(Data excerpts)
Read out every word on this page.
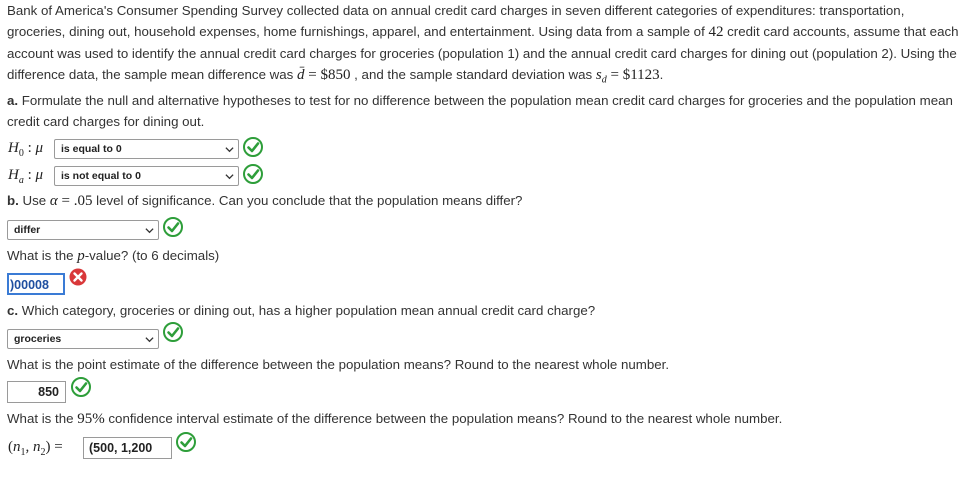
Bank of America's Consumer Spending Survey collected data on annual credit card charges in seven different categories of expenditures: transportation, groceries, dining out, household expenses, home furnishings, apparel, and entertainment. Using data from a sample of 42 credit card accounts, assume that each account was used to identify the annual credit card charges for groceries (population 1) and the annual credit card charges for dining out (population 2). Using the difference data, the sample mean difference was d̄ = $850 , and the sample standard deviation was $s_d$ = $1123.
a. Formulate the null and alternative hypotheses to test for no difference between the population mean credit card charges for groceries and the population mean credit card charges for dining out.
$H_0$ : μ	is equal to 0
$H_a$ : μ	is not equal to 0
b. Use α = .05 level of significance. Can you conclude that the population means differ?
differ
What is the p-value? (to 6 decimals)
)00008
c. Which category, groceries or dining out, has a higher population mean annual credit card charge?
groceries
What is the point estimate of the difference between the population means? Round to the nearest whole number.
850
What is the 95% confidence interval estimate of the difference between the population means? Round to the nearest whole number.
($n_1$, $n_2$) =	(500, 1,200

PROBLEM DESCRIPTION: Give only the number of lines in the records that include the word "difference".

TASK ANSWER: 4